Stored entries
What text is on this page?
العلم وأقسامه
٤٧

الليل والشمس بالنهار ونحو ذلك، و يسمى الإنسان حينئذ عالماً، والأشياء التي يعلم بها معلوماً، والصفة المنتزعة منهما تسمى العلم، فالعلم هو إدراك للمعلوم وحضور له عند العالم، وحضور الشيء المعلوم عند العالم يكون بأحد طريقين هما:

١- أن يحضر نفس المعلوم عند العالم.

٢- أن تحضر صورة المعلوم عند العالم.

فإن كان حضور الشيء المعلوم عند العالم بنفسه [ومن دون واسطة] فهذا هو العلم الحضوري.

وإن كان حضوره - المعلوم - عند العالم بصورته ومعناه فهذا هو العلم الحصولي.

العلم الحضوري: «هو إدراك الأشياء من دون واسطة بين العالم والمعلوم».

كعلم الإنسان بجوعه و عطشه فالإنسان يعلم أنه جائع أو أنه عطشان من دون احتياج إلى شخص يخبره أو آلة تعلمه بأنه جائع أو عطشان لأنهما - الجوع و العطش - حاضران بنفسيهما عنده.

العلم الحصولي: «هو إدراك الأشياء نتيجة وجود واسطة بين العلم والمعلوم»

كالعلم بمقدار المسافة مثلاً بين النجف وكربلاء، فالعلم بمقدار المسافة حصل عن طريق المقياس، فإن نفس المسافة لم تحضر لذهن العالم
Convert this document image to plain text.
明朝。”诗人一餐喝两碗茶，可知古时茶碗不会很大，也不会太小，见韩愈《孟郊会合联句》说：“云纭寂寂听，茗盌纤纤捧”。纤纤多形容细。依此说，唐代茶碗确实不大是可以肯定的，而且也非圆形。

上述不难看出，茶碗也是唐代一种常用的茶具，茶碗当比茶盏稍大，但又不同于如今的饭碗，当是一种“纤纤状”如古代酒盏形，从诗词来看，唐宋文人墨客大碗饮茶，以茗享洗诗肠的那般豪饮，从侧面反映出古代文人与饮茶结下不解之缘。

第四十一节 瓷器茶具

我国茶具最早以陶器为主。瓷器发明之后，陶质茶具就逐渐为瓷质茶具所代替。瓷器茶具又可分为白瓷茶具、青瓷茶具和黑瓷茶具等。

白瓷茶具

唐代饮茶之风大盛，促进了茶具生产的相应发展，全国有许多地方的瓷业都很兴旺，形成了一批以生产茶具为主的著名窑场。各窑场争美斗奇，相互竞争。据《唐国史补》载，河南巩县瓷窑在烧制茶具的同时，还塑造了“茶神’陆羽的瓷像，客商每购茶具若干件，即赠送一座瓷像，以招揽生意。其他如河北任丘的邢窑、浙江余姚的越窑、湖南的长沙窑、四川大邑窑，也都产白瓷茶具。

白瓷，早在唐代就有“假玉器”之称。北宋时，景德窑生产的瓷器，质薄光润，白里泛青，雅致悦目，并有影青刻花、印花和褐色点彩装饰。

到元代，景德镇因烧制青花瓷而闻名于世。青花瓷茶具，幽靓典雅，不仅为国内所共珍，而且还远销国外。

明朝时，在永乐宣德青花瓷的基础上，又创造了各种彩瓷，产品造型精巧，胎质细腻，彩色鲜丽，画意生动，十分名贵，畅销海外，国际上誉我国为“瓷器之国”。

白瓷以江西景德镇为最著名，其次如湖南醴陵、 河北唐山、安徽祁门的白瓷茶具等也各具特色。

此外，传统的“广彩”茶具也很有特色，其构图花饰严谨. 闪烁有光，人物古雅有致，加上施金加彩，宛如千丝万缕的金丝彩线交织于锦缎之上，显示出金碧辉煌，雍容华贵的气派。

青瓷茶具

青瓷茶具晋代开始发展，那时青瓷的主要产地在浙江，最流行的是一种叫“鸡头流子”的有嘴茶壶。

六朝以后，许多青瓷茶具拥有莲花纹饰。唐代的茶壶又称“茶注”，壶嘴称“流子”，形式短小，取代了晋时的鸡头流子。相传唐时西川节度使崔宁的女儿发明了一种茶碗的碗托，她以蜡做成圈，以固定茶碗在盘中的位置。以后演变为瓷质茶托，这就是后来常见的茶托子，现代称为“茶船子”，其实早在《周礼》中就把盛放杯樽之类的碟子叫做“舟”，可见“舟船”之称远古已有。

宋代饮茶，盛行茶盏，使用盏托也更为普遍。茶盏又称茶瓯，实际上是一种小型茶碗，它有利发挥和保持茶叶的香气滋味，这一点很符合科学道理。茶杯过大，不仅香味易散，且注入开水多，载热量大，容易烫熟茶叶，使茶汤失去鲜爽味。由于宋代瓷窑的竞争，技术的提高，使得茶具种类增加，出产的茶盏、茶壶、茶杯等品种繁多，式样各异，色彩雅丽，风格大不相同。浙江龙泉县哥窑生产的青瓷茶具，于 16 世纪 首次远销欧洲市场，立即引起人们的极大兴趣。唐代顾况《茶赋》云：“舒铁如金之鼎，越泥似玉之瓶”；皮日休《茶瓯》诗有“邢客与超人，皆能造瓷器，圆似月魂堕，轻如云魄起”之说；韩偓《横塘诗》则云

Problem statement =
Every record above needs to be repeated word for word.

Output of the task =
What text is on this page?
العلم وأقسامه
٤٧

الليل والشمس بالنهار ونحو ذلك، و يسمى الإنسان حينئذ عالماً، والأشياء التي يعلم بها معلوماً، والصفة المنتزعة منهما تسمى العلم، فالعلم هو إدراك للمعلوم وحضور له عند العالم، وحضور الشيء المعلوم عند العالم يكون بأحد طريقين هما:

١- أن يحضر نفس المعلوم عند العالم.

٢- أن تحضر صورة المعلوم عند العالم.

فإن كان حضور الشيء المعلوم عند العالم بنفسه [ومن دون واسطة] فهذا هو العلم الحضوري.

وإن كان حضوره - المعلوم - عند العالم بصورته ومعناه فهذا هو العلم الحصولي.

العلم الحضوري: «هو إدراك الأشياء من دون واسطة بين العالم والمعلوم».

كعلم الإنسان بجوعه و عطشه فالإنسان يعلم أنه جائع أو أنه عطشان من دون احتياج إلى شخص يخبره أو آلة تعلمه بأنه جائع أو عطشان لأنهما - الجوع و العطش - حاضران بنفسيهما عنده.

العلم الحصولي: «هو إدراك الأشياء نتيجة وجود واسطة بين العلم والمعلوم»

كالعلم بمقدار المسافة مثلاً بين النجف وكربلاء، فالعلم بمقدار المسافة حصل عن طريق المقياس، فإن نفس المسافة لم تحضر لذهن العالم
Convert this document image to plain text.
明朝。”诗人一餐喝两碗茶，可知古时茶碗不会很大，也不会太小，见韩愈《孟郊会合联句》说：“云纭寂寂听，茗盌纤纤捧”。纤纤多形容细。依此说，唐代茶碗确实不大是可以肯定的，而且也非圆形。

上述不难看出，茶碗也是唐代一种常用的茶具，茶碗当比茶盏稍大，但又不同于如今的饭碗，当是一种“纤纤状”如古代酒盏形，从诗词来看，唐宋文人墨客大碗饮茶，以茗享洗诗肠的那般豪饮，从侧面反映出古代文人与饮茶结下不解之缘。

第四十一节 瓷器茶具

我国茶具最早以陶器为主。瓷器发明之后，陶质茶具就逐渐为瓷质茶具所代替。瓷器茶具又可分为白瓷茶具、青瓷茶具和黑瓷茶具等。

白瓷茶具

唐代饮茶之风大盛，促进了茶具生产的相应发展，全国有许多地方的瓷业都很兴旺，形成了一批以生产茶具为主的著名窑场。各窑场争美斗奇，相互竞争。据《唐国史补》载，河南巩县瓷窑在烧制茶具的同时，还塑造了“茶神’陆羽的瓷像，客商每购茶具若干件，即赠送一座瓷像，以招揽生意。其他如河北任丘的邢窑、浙江余姚的越窑、湖南的长沙窑、四川大邑窑，也都产白瓷茶具。

白瓷，早在唐代就有“假玉器”之称。北宋时，景德窑生产的瓷器，质薄光润，白里泛青，雅致悦目，并有影青刻花、印花和褐色点彩装饰。

到元代，景德镇因烧制青花瓷而闻名于世。青花瓷茶具，幽靓典雅，不仅为国内所共珍，而且还远销国外。

明朝时，在永乐宣德青花瓷的基础上，又创造了各种彩瓷，产品造型精巧，胎质细腻，彩色鲜丽，画意生动，十分名贵，畅销海外，国际上誉我国为“瓷器之国”。

白瓷以江西景德镇为最著名，其次如湖南醴陵、 河北唐山、安徽祁门的白瓷茶具等也各具特色。

此外，传统的“广彩”茶具也很有特色，其构图花饰严谨. 闪烁有光，人物古雅有致，加上施金加彩，宛如千丝万缕的金丝彩线交织于锦缎之上，显示出金碧辉煌，雍容华贵的气派。

青瓷茶具

青瓷茶具晋代开始发展，那时青瓷的主要产地在浙江，最流行的是一种叫“鸡头流子”的有嘴茶壶。

六朝以后，许多青瓷茶具拥有莲花纹饰。唐代的茶壶又称“茶注”，壶嘴称“流子”，形式短小，取代了晋时的鸡头流子。相传唐时西川节度使崔宁的女儿发明了一种茶碗的碗托，她以蜡做成圈，以固定茶碗在盘中的位置。以后演变为瓷质茶托，这就是后来常见的茶托子，现代称为“茶船子”，其实早在《周礼》中就把盛放杯樽之类的碟子叫做“舟”，可见“舟船”之称远古已有。

宋代饮茶，盛行茶盏，使用盏托也更为普遍。茶盏又称茶瓯，实际上是一种小型茶碗，它有利发挥和保持茶叶的香气滋味，这一点很符合科学道理。茶杯过大，不仅香味易散，且注入开水多，载热量大，容易烫熟茶叶，使茶汤失去鲜爽味。由于宋代瓷窑的竞争，技术的提高，使得茶具种类增加，出产的茶盏、茶壶、茶杯等品种繁多，式样各异，色彩雅丽，风格大不相同。浙江龙泉县哥窑生产的青瓷茶具，于 16 世纪 首次远销欧洲市场，立即引起人们的极大兴趣。唐代顾况《茶赋》云：“舒铁如金之鼎，越泥似玉之瓶”；皮日休《茶瓯》诗有“邢客与超人，皆能造瓷器，圆似月魂堕，轻如云魄起”之说；韩偓《横塘诗》则云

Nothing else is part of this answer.